• Set task
The records should be written out in full, with nothing altered.

-- START --

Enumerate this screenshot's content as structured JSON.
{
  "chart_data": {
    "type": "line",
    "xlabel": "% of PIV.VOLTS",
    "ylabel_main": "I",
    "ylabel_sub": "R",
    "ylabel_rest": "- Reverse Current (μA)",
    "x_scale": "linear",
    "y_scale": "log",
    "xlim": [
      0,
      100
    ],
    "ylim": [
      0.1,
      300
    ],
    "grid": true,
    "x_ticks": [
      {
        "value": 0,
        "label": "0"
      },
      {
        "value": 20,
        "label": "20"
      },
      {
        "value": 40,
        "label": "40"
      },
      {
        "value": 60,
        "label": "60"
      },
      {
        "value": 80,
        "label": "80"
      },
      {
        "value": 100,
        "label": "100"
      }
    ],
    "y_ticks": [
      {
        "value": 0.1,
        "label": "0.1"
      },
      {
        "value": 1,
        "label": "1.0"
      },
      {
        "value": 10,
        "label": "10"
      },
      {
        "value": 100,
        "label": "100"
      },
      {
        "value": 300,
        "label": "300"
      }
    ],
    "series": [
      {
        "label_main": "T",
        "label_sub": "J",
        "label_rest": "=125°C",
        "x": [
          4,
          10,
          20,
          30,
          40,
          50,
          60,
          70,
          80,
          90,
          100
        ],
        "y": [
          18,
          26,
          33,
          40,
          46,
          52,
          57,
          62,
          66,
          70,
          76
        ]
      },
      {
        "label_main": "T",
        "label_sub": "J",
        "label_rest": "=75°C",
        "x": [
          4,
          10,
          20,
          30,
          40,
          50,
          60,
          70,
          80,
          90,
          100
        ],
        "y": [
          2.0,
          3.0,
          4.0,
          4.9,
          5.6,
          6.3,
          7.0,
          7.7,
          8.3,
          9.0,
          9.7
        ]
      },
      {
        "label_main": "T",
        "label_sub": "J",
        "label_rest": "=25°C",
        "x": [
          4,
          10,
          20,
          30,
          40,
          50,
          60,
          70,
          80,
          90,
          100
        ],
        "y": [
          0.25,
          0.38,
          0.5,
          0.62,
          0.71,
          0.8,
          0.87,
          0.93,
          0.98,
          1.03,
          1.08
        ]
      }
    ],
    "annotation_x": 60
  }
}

-- END --

• Correct output
Enumerate this screenshot's content as structured JSON.
{
  "chart_data": {
    "type": "line",
    "xlabel": "% of PIV.VOLTS",
    "ylabel_main": "I",
    "ylabel_sub": "R",
    "ylabel_rest": "- Reverse Current (μA)",
    "x_scale": "linear",
    "y_scale": "log",
    "xlim": [
      0,
      100
    ],
    "ylim": [
      0.1,
      300
    ],
    "grid": true,
    "x_ticks": [
      {
        "value": 0,
        "label": "0"
      },
      {
        "value": 20,
        "label": "20"
      },
      {
        "value": 40,
        "label": "40"
      },
      {
        "value": 60,
        "label": "60"
      },
      {
        "value": 80,
        "label": "80"
      },
      {
        "value": 100,
        "label": "100"
      }
    ],
    "y_ticks": [
      {
        "value": 0.1,
        "label": "0.1"
      },
      {
        "value": 1,
        "label": "1.0"
      },
      {
        "value": 10,
        "label": "10"
      },
      {
        "value": 100,
        "label": "100"
      },
      {
        "value": 300,
        "label": "300"
      }
    ],
    "series": [
      {
        "label_main": "T",
        "label_sub": "J",
        "label_rest": "=125°C",
        "x": [
          4,
          10,
          20,
          30,
          40,
          50,
          60,
          70,
          80,
          90,
          100
        ],
        "y": [
          18,
          26,
          33,
          40,
          46,
          52,
          57,
          62,
          66,
          70,
          76
        ]
      },
      {
        "label_main": "T",
        "label_sub": "J",
        "label_rest": "=75°C",
        "x": [
          4,
          10,
          20,
          30,
          40,
          50,
          60,
          70,
          80,
          90,
          100
        ],
        "y": [
          2.0,
          3.0,
          4.0,
          4.9,
          5.6,
          6.3,
          7.0,
          7.7,
          8.3,
          9.0,
          9.7
        ]
      },
      {
        "label_main": "T",
        "label_sub": "J",
        "label_rest": "=25°C",
        "x": [
          4,
          10,
          20,
          30,
          40,
          50,
          60,
          70,
          80,
          90,
          100
        ],
        "y": [
          0.25,
          0.38,
          0.5,
          0.62,
          0.71,
          0.8,
          0.87,
          0.93,
          0.98,
          1.03,
          1.08
        ]
      }
    ],
    "annotation_x": 60
  }
}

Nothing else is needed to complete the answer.